──────── RECORDS PROVIDED
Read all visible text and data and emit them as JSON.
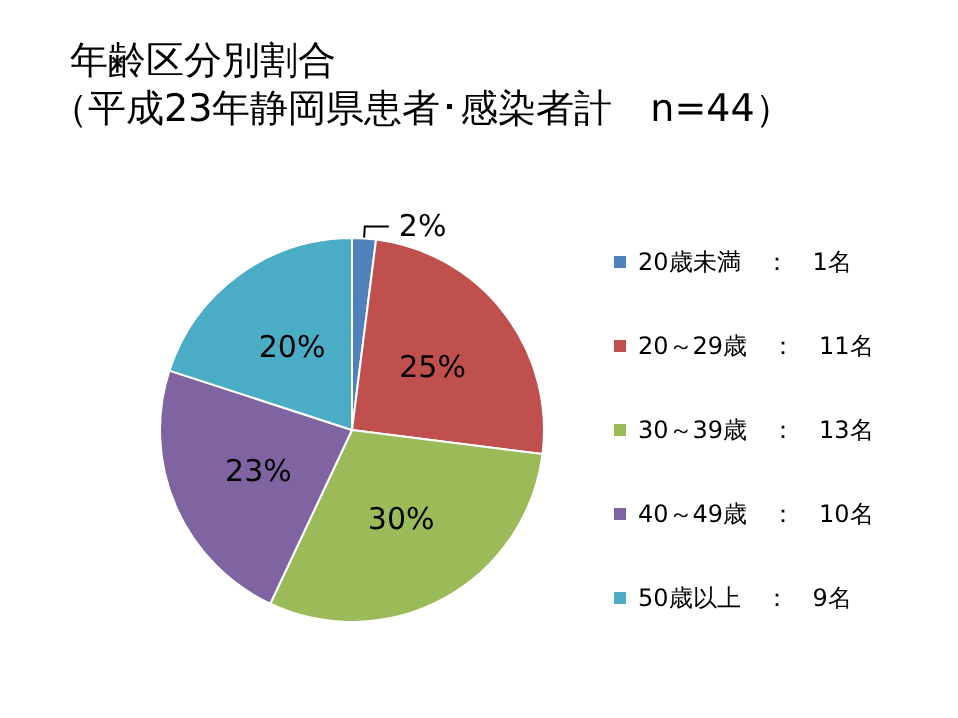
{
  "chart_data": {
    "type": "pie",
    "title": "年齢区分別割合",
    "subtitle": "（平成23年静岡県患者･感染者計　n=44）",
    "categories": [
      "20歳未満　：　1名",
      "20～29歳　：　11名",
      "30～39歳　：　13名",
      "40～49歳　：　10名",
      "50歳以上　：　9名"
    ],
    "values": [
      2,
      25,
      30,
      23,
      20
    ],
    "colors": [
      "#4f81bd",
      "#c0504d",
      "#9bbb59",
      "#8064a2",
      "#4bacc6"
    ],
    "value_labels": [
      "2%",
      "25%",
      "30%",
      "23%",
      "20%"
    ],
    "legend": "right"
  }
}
────────────────
──────── RECORDS PROVIDED
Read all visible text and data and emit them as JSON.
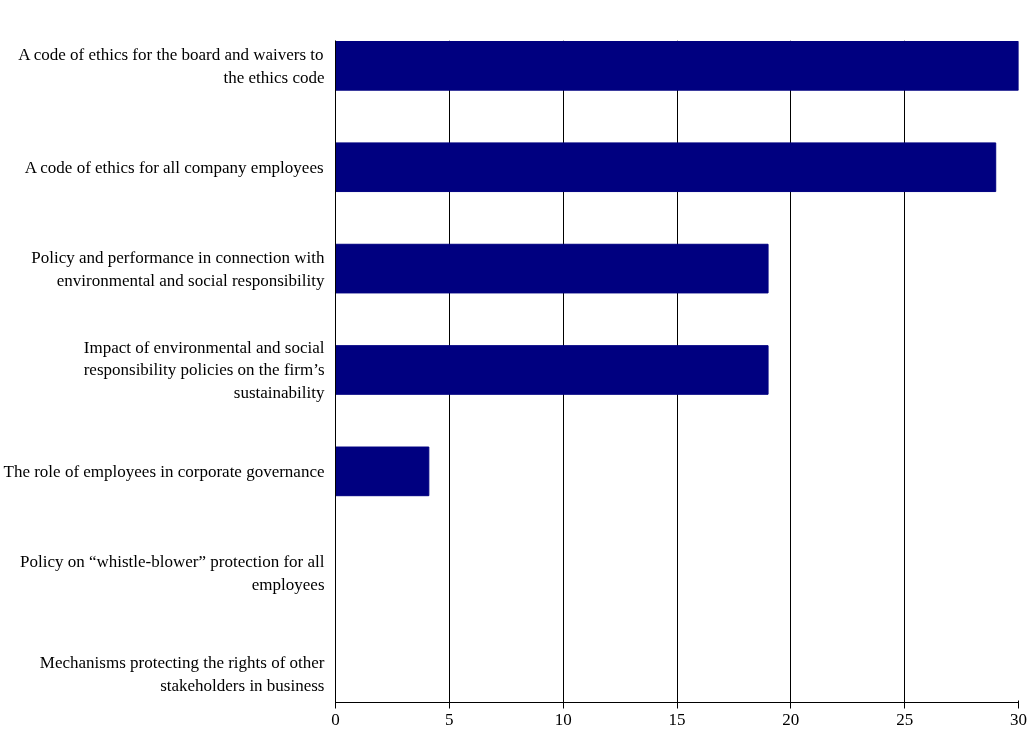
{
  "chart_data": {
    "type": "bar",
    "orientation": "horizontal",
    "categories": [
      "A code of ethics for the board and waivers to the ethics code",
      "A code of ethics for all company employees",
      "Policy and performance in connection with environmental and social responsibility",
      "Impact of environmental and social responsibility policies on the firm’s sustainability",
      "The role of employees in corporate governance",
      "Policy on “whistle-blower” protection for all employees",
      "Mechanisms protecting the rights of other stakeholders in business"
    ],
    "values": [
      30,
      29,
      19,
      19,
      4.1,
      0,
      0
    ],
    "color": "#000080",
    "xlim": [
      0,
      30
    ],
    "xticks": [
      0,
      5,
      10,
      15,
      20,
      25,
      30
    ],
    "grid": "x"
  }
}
────────────────
- [PROBLEM TO WORK ON] Pull out all lines from the listing that contain the string "ethics".

- [WRITTEN REPLY]
      "A code of ethics for the board and waivers to the ethics code",
      "A code of ethics for all company employees",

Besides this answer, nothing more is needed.